(Description of the task): Please list all lines of the material below in which the string "Nashville" occurs.

(Data to use):
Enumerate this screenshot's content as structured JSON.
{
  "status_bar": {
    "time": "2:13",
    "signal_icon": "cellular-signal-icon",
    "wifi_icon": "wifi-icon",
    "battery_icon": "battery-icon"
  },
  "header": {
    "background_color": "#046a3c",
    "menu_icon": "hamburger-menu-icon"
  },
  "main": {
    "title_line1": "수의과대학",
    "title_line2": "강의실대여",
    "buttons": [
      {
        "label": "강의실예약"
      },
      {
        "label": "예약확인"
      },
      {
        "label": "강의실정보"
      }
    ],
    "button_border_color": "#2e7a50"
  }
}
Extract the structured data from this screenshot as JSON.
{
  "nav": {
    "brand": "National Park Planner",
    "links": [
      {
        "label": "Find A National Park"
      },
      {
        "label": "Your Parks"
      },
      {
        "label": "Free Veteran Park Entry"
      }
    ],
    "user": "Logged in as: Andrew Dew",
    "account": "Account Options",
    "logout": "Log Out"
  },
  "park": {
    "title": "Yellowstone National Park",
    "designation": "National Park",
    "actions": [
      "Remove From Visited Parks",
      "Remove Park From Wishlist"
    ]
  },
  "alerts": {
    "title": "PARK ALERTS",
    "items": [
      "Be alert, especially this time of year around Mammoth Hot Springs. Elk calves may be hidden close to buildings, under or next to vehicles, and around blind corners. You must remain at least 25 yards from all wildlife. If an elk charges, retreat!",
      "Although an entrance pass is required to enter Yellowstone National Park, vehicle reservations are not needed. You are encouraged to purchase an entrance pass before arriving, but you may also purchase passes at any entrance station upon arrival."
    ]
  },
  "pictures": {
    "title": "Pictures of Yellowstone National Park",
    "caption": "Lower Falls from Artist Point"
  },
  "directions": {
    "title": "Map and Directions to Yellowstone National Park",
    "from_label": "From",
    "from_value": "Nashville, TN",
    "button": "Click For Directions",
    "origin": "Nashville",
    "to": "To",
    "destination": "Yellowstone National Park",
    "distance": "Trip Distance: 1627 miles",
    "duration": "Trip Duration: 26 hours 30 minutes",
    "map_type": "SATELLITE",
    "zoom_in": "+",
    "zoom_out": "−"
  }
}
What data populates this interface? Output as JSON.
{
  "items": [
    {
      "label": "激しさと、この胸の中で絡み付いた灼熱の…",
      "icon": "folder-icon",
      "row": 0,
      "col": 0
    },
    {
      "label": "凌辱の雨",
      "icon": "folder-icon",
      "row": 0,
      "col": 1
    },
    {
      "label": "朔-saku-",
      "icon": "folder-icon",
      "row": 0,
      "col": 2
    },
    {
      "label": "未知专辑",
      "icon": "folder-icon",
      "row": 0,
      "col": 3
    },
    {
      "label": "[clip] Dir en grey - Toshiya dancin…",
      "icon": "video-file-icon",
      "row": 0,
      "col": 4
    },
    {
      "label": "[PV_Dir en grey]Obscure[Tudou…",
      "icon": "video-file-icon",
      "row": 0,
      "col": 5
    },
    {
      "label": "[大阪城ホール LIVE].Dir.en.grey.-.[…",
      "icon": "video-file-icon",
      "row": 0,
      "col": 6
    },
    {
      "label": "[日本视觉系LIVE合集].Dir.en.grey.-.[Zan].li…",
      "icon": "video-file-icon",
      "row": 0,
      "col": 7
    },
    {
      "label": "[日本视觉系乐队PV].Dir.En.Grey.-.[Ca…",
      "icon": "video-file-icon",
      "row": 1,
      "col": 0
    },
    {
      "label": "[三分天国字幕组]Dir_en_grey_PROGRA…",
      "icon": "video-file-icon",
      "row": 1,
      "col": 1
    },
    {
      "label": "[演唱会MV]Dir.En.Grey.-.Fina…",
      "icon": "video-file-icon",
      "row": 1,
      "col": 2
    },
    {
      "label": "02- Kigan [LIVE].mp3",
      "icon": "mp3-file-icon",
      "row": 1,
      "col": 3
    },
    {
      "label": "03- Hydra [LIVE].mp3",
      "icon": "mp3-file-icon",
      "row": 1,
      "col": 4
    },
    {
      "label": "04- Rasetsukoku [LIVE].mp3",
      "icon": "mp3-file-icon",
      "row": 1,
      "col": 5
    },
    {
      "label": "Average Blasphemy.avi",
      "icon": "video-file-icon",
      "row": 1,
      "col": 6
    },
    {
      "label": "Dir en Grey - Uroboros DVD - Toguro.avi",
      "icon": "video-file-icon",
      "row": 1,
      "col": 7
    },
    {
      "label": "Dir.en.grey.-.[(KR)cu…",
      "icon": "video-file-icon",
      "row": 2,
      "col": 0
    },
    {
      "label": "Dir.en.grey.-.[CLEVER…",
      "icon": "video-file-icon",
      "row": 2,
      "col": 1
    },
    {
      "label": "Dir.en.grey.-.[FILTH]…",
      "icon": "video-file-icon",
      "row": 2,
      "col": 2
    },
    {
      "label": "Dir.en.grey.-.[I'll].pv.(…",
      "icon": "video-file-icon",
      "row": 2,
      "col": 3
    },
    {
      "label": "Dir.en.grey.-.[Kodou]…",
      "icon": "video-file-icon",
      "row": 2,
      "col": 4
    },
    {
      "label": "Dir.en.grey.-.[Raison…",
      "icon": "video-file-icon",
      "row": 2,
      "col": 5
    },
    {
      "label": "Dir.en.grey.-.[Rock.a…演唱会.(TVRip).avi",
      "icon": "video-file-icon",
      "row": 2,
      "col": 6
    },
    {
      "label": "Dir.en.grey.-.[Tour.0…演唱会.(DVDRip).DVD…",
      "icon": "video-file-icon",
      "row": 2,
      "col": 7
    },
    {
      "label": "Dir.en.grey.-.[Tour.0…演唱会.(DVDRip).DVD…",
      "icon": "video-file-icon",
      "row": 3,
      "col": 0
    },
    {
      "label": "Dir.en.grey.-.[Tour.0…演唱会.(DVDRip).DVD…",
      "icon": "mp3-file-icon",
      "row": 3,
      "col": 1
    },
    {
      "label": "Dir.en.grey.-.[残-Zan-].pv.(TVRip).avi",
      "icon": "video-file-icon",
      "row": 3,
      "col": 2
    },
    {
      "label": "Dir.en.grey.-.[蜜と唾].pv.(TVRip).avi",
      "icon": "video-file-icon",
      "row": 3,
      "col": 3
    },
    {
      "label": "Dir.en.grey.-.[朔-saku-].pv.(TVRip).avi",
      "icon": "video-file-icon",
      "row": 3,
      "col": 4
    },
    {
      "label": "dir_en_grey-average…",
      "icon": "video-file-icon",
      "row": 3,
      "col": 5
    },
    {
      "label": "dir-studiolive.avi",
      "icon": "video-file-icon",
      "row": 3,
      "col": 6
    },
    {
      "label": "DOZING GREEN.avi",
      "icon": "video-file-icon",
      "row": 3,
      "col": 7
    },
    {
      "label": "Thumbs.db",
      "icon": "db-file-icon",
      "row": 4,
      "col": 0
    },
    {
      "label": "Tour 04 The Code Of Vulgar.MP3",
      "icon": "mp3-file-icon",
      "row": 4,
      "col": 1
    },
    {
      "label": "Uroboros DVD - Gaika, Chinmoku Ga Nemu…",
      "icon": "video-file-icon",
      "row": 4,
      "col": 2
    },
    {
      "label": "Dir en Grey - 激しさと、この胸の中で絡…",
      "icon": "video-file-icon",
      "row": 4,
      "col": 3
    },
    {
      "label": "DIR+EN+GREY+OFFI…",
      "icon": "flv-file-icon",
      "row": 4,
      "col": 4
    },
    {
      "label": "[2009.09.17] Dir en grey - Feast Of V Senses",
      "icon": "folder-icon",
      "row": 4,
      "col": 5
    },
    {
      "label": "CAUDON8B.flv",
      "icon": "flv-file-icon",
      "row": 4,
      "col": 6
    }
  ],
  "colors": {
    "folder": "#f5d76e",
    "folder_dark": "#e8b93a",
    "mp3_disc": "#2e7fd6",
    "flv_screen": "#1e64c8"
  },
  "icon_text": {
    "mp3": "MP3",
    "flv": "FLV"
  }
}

(Answer for the task):
    "from_value": "Nashville, TN",
    "origin": "Nashville",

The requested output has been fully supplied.